--- Begin Input rows ---
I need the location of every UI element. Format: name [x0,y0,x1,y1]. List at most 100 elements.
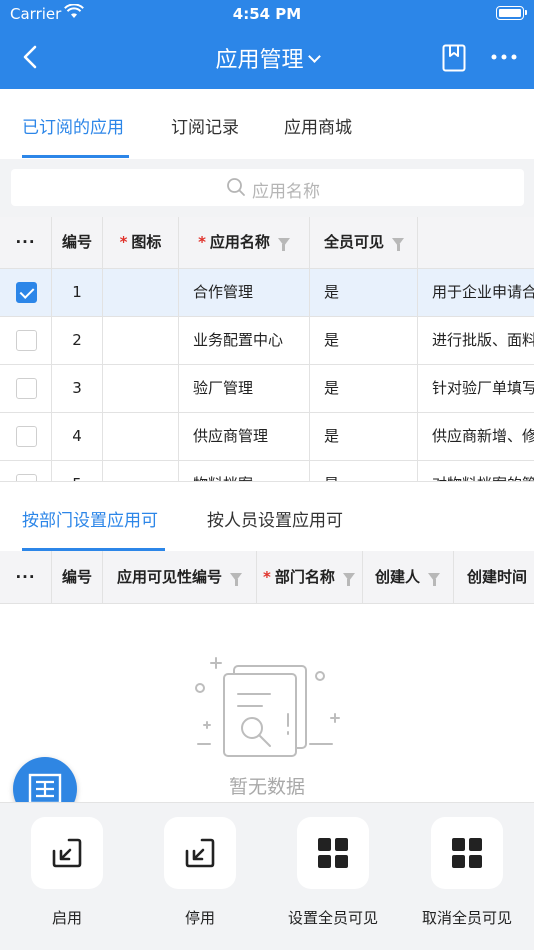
no-data-illustration [195,657,340,757]
set-visible-label: 设置全员可见 [287,909,378,927]
cancel-visible-label: 取消全员可见 [421,909,512,927]
required-mark: * [263,568,271,586]
cell-description: 进行批版、面料 [418,317,534,364]
disable-button-box[interactable] [164,817,236,889]
header-visible-to-all[interactable]: 全员可见 [310,217,418,268]
back-arrow-icon[interactable] [14,40,48,74]
cell-visible: 是 [310,413,418,460]
table-row[interactable]: 4 供应商管理 是 供应商新增、修 [0,413,534,461]
cell-app-name: 验厂管理 [179,365,310,412]
set-visible-to-all-button[interactable]: 设置全员可见 [278,817,388,928]
apps-table: ··· 编号 * 图标 * 应用名称 全员可见 1 合作管理 是 用于企业申请合 2… [0,217,534,481]
clock: 4:54 PM [232,5,302,23]
filter-icon[interactable] [230,573,243,586]
filter-icon[interactable] [428,573,441,586]
filter-icon[interactable] [342,573,355,586]
bottom-action-bar: 启用 停用 设置全员可见 取消全员可见 [0,802,534,950]
cell-icon [103,269,179,316]
cell-visible: 是 [310,365,418,412]
cell-no: 1 [52,269,103,316]
disable-icon [185,838,215,868]
column-menu[interactable]: ··· [0,217,52,268]
checkbox[interactable] [16,330,37,351]
search-placeholder: 应用名称 [252,182,320,202]
header-description [418,217,534,268]
status-bar: Carrier 4:54 PM [0,0,534,28]
cell-visible: 是 [310,461,418,481]
row-checkbox-cell[interactable] [0,413,52,460]
checkbox[interactable] [16,426,37,447]
page-title[interactable]: 应用管理 [150,42,384,74]
cell-app-name: 合作管理 [179,269,310,316]
empty-state: 暂无数据 [0,604,534,802]
cancel-visible-button-box[interactable] [431,817,503,889]
table-row[interactable]: 3 验厂管理 是 针对验厂单填写 [0,365,534,413]
cell-app-name: 物料档案 [179,461,310,481]
table-row[interactable]: 5 物料档案 是 对物料档案的管 [0,461,534,481]
header-department[interactable]: * 部门名称 [257,551,363,603]
required-mark: * [119,233,128,251]
row-checkbox-cell[interactable] [0,461,52,481]
cell-description: 针对验厂单填写 [418,365,534,412]
header-app-name[interactable]: * 应用名称 [179,217,310,268]
header-app-name-text: 应用名称 [209,233,270,251]
header-icon: * 图标 [103,217,179,268]
search-input[interactable]: 应用名称 [11,169,524,206]
row-checkbox-cell[interactable] [0,317,52,364]
cell-no: 2 [52,317,103,364]
enable-button-box[interactable] [31,817,103,889]
more-icon[interactable] [489,46,519,68]
filter-icon[interactable] [392,238,405,251]
header-visibility-code[interactable]: 应用可见性编号 [103,551,257,603]
cell-app-name: 供应商管理 [179,413,310,460]
bookmark-icon[interactable] [442,44,466,72]
tab-subscription-records[interactable]: 订阅记录 [171,113,239,138]
cell-description: 对物料档案的管 [418,461,534,481]
visibility-table: ··· 编号 应用可见性编号 * 部门名称 创建人 创建时间 [0,551,534,604]
cancel-visible-to-all-button[interactable]: 取消全员可见 [412,817,522,928]
header-creator[interactable]: 创建人 [363,551,454,603]
disable-button[interactable]: 停用 [145,817,255,928]
visibility-tabs: 按部门设置应用可 按人员设置应用可 [0,481,534,551]
disable-label: 停用 [184,909,215,927]
search-icon [227,178,245,196]
tab-by-person[interactable]: 按人员设置应用可 [207,506,343,531]
checkbox[interactable] [16,474,37,481]
enable-icon [52,838,82,868]
table-row[interactable]: 2 业务配置中心 是 进行批版、面料 [0,317,534,365]
header-visible-text: 全员可见 [324,233,385,251]
cell-description: 用于企业申请合 [418,269,534,316]
header-creator-text: 创建人 [375,568,421,586]
tab-subscribed-apps[interactable]: 已订阅的应用 [22,113,124,138]
cell-icon [103,461,179,481]
tab-by-department[interactable]: 按部门设置应用可 [22,506,158,531]
header-icon-text: 图标 [131,233,162,251]
cell-visible: 是 [310,317,418,364]
grid-icon [318,838,348,868]
cell-icon [103,317,179,364]
enable-button[interactable]: 启用 [12,817,122,928]
row-checkbox-cell[interactable] [0,365,52,412]
header-created-time: 创建时间 [454,551,534,603]
row-checkbox-cell[interactable] [0,269,52,316]
grid-icon [452,838,482,868]
main-tabs: 已订阅的应用 订阅记录 应用商城 [0,89,534,159]
cell-icon [103,365,179,412]
header-no: 编号 [52,217,103,268]
tab-app-store[interactable]: 应用商城 [284,113,352,138]
checkbox[interactable] [16,378,37,399]
battery-icon [496,6,527,20]
required-mark: * [198,233,206,251]
set-visible-button-box[interactable] [297,817,369,889]
column-menu[interactable]: ··· [0,551,52,603]
checkbox-checked[interactable] [16,282,37,303]
cell-no: 5 [52,461,103,481]
cell-no: 4 [52,413,103,460]
enable-label: 启用 [51,909,82,927]
cell-no: 3 [52,365,103,412]
table-row[interactable]: 1 合作管理 是 用于企业申请合 [0,269,534,317]
filter-icon[interactable] [277,238,290,251]
cell-visible: 是 [310,269,418,316]
empty-state-text: 暂无数据 [228,776,305,798]
cell-app-name: 业务配置中心 [179,317,310,364]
--- End Input rows ---
> _Stated task_
Please rewrite the records above, changing every "filter-icon" to "funnel-icon" and keeping everything else the same. Leave the pictures out of your answer.

> _Answer for this exercise_
I need the location of every UI element. Format: name [x0,y0,x1,y1]. List at most 100 elements.
no-data-illustration [195,657,340,757]
set-visible-label: 设置全员可见 [287,909,378,927]
cancel-visible-label: 取消全员可见 [421,909,512,927]
required-mark: * [263,568,271,586]
cell-description: 进行批版、面料 [418,317,534,364]
disable-button-box[interactable] [164,817,236,889]
header-visible-to-all[interactable]: 全员可见 [310,217,418,268]
back-arrow-icon[interactable] [14,40,48,74]
cell-visible: 是 [310,413,418,460]
table-row[interactable]: 4 供应商管理 是 供应商新增、修 [0,413,534,461]
cell-app-name: 验厂管理 [179,365,310,412]
set-visible-to-all-button[interactable]: 设置全员可见 [278,817,388,928]
apps-table: ··· 编号 * 图标 * 应用名称 全员可见 1 合作管理 是 用于企业申请合 2… [0,217,534,481]
clock: 4:54 PM [232,5,302,23]
funnel-icon[interactable] [230,573,243,586]
funnel-icon[interactable] [428,573,441,586]
funnel-icon[interactable] [342,573,355,586]
bottom-action-bar: 启用 停用 设置全员可见 取消全员可见 [0,802,534,950]
cell-icon [103,269,179,316]
cell-visible: 是 [310,365,418,412]
cell-no: 1 [52,269,103,316]
disable-icon [185,838,215,868]
column-menu[interactable]: ··· [0,217,52,268]
checkbox[interactable] [16,330,37,351]
search-placeholder: 应用名称 [252,182,320,202]
header-description [418,217,534,268]
status-bar: Carrier 4:54 PM [0,0,534,28]
cell-visible: 是 [310,461,418,481]
row-checkbox-cell[interactable] [0,413,52,460]
checkbox[interactable] [16,426,37,447]
page-title[interactable]: 应用管理 [150,42,384,74]
cell-app-name: 合作管理 [179,269,310,316]
empty-state: 暂无数据 [0,604,534,802]
cancel-visible-button-box[interactable] [431,817,503,889]
table-row[interactable]: 3 验厂管理 是 针对验厂单填写 [0,365,534,413]
cell-app-name: 物料档案 [179,461,310,481]
table-row[interactable]: 5 物料档案 是 对物料档案的管 [0,461,534,481]
header-department[interactable]: * 部门名称 [257,551,363,603]
required-mark: * [119,233,128,251]
row-checkbox-cell[interactable] [0,461,52,481]
cell-description: 针对验厂单填写 [418,365,534,412]
header-app-name[interactable]: * 应用名称 [179,217,310,268]
header-app-name-text: 应用名称 [209,233,270,251]
header-icon: * 图标 [103,217,179,268]
search-input[interactable]: 应用名称 [11,169,524,206]
row-checkbox-cell[interactable] [0,317,52,364]
cell-no: 2 [52,317,103,364]
enable-button-box[interactable] [31,817,103,889]
more-icon[interactable] [489,46,519,68]
funnel-icon[interactable] [392,238,405,251]
header-visibility-code[interactable]: 应用可见性编号 [103,551,257,603]
cell-app-name: 供应商管理 [179,413,310,460]
bookmark-icon[interactable] [442,44,466,72]
tab-subscription-records[interactable]: 订阅记录 [171,113,239,138]
cell-description: 对物料档案的管 [418,461,534,481]
visibility-table: ··· 编号 应用可见性编号 * 部门名称 创建人 创建时间 [0,551,534,604]
cancel-visible-to-all-button[interactable]: 取消全员可见 [412,817,522,928]
header-creator[interactable]: 创建人 [363,551,454,603]
disable-button[interactable]: 停用 [145,817,255,928]
visibility-tabs: 按部门设置应用可 按人员设置应用可 [0,481,534,551]
disable-label: 停用 [184,909,215,927]
search-icon [227,178,245,196]
tab-by-person[interactable]: 按人员设置应用可 [207,506,343,531]
checkbox[interactable] [16,474,37,481]
enable-icon [52,838,82,868]
table-row[interactable]: 2 业务配置中心 是 进行批版、面料 [0,317,534,365]
header-visible-text: 全员可见 [324,233,385,251]
cell-description: 用于企业申请合 [418,269,534,316]
header-creator-text: 创建人 [375,568,421,586]
tab-subscribed-apps[interactable]: 已订阅的应用 [22,113,124,138]
cell-icon [103,461,179,481]
tab-by-department[interactable]: 按部门设置应用可 [22,506,158,531]
header-icon-text: 图标 [131,233,162,251]
cell-visible: 是 [310,317,418,364]
grid-icon [318,838,348,868]
cell-icon [103,317,179,364]
enable-button[interactable]: 启用 [12,817,122,928]
row-checkbox-cell[interactable] [0,365,52,412]
header-created-time: 创建时间 [454,551,534,603]
row-checkbox-cell[interactable] [0,269,52,316]
grid-icon [452,838,482,868]
main-tabs: 已订阅的应用 订阅记录 应用商城 [0,89,534,159]
cell-icon [103,365,179,412]
header-no: 编号 [52,217,103,268]
tab-app-store[interactable]: 应用商城 [284,113,352,138]
checkbox[interactable] [16,378,37,399]
battery-icon [496,6,527,20]
required-mark: * [198,233,206,251]
set-visible-button-box[interactable] [297,817,369,889]
column-menu[interactable]: ··· [0,551,52,603]
checkbox-checked[interactable] [16,282,37,303]
cell-no: 5 [52,461,103,481]
cell-no: 4 [52,413,103,460]
enable-label: 启用 [51,909,82,927]
cell-no: 3 [52,365,103,412]
table-row[interactable]: 1 合作管理 是 用于企业申请合 [0,269,534,317]
funnel-icon[interactable] [277,238,290,251]
cell-visible: 是 [310,269,418,316]
empty-state-text: 暂无数据 [228,776,305,798]
cell-app-name: 业务配置中心 [179,317,310,364]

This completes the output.